• Your goal: Locate all lines with the word "Graz". Copy them.

◇ ◇ ◇ ◇ ◇

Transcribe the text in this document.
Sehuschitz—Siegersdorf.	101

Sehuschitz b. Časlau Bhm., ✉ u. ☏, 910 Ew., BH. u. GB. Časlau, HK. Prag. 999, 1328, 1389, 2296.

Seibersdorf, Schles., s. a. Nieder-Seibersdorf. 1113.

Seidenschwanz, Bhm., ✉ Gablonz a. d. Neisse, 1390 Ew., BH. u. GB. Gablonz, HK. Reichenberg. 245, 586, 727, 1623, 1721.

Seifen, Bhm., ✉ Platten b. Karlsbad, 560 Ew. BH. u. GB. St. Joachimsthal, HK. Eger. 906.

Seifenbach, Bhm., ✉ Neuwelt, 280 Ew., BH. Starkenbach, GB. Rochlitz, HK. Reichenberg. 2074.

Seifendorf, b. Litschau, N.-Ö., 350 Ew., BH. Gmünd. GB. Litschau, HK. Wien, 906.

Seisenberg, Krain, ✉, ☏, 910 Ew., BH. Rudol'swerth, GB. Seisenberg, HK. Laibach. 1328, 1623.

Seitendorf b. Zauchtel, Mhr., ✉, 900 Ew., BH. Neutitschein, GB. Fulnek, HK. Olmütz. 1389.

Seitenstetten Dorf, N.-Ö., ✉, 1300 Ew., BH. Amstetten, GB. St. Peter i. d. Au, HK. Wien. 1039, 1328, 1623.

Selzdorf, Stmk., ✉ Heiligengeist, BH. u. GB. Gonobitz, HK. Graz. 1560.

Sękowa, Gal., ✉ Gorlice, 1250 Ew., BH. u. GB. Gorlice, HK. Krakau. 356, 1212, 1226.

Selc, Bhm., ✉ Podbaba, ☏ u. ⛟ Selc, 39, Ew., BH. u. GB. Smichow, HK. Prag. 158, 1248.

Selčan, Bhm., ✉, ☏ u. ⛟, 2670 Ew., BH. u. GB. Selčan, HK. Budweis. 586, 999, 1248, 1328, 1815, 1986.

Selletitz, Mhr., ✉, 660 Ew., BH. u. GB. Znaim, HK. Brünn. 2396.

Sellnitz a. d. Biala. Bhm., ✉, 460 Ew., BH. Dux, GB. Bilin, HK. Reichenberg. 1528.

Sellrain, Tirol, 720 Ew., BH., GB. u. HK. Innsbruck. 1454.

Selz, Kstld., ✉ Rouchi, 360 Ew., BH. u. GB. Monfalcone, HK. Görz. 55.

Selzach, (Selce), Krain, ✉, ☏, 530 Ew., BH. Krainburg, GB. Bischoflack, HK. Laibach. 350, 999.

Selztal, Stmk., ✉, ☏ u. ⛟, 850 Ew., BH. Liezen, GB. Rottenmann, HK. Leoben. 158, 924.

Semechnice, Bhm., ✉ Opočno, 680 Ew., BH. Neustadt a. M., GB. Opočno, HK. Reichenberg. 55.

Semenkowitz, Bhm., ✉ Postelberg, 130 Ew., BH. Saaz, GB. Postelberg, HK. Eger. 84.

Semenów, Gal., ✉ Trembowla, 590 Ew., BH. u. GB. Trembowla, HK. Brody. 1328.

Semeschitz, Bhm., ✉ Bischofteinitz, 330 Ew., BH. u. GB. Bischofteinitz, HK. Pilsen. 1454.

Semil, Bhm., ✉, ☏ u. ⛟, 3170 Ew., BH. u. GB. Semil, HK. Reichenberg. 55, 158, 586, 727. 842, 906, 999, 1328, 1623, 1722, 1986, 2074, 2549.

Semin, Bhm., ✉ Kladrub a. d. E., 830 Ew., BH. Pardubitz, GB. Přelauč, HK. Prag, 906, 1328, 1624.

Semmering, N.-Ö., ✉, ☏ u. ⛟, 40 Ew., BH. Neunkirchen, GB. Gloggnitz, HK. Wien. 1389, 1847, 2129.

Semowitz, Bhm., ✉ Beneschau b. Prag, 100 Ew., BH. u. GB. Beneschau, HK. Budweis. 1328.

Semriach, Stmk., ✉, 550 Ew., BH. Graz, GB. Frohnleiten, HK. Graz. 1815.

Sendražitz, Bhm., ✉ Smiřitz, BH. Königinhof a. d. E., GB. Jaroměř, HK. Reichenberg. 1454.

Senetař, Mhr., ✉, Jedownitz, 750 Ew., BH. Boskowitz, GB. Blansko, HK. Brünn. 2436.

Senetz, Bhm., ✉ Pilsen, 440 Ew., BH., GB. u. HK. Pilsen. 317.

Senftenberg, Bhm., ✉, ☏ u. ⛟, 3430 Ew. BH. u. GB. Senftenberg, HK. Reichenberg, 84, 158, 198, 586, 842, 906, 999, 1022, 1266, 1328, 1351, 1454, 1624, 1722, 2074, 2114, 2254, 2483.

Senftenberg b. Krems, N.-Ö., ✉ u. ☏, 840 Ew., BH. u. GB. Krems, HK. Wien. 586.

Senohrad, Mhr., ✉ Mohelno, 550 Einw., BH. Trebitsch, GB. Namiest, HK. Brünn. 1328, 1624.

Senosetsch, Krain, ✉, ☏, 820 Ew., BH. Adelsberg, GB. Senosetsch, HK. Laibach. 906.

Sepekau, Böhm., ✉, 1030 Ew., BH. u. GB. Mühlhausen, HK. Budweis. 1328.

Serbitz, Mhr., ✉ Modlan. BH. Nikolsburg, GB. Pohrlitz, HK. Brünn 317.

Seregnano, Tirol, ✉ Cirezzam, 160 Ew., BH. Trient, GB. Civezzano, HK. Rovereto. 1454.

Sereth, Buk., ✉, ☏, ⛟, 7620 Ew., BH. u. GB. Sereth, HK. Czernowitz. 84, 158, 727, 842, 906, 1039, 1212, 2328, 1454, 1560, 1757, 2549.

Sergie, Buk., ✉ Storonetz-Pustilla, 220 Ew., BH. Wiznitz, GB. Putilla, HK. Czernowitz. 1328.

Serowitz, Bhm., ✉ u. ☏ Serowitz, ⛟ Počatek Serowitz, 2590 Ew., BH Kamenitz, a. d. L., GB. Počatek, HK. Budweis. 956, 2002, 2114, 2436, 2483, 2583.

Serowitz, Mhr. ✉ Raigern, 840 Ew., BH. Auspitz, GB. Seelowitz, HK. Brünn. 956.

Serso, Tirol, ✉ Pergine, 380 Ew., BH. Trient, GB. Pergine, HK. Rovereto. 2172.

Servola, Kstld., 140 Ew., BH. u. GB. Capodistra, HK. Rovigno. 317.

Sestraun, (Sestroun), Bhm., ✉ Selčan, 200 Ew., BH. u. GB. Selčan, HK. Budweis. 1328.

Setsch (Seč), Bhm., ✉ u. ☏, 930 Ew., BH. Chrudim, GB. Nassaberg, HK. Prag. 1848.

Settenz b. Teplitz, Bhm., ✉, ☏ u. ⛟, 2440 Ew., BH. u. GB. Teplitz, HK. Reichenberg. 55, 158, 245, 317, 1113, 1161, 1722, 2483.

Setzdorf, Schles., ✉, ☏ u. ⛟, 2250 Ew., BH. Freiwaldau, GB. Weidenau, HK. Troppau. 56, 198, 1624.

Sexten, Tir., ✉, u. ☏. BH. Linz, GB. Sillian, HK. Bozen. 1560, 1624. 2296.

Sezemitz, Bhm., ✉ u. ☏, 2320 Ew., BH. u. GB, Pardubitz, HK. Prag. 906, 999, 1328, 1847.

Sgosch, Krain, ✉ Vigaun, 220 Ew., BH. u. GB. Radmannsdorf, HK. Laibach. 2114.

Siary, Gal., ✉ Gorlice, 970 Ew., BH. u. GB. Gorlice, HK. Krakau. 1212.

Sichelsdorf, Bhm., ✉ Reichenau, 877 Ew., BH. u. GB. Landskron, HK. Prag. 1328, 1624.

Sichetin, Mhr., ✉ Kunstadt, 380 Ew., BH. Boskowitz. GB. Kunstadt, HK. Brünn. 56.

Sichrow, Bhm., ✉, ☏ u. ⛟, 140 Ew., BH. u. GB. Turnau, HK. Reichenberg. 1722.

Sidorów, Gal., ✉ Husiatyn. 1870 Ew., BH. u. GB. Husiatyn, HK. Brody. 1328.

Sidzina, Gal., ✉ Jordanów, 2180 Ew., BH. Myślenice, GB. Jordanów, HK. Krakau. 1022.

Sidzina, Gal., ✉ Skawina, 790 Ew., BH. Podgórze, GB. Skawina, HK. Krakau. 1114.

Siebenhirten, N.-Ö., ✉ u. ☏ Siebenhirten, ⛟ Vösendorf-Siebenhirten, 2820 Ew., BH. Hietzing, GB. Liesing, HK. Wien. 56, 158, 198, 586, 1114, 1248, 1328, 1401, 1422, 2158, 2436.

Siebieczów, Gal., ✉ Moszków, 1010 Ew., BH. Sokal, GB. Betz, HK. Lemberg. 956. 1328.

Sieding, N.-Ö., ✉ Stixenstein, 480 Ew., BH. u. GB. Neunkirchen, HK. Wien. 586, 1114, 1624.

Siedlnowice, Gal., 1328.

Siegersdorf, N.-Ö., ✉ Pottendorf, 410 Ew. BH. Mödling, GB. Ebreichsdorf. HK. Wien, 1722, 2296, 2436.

◇ ◇ ◇ ◇ ◇

• Solution:
Selzdorf, Stmk., ✉ Heiligengeist, BH. u. GB. Gonobitz, HK. Graz. 1560.
Semriach, Stmk., ✉, 550 Ew., BH. Graz, GB. Frohnleiten, HK. Graz. 1815.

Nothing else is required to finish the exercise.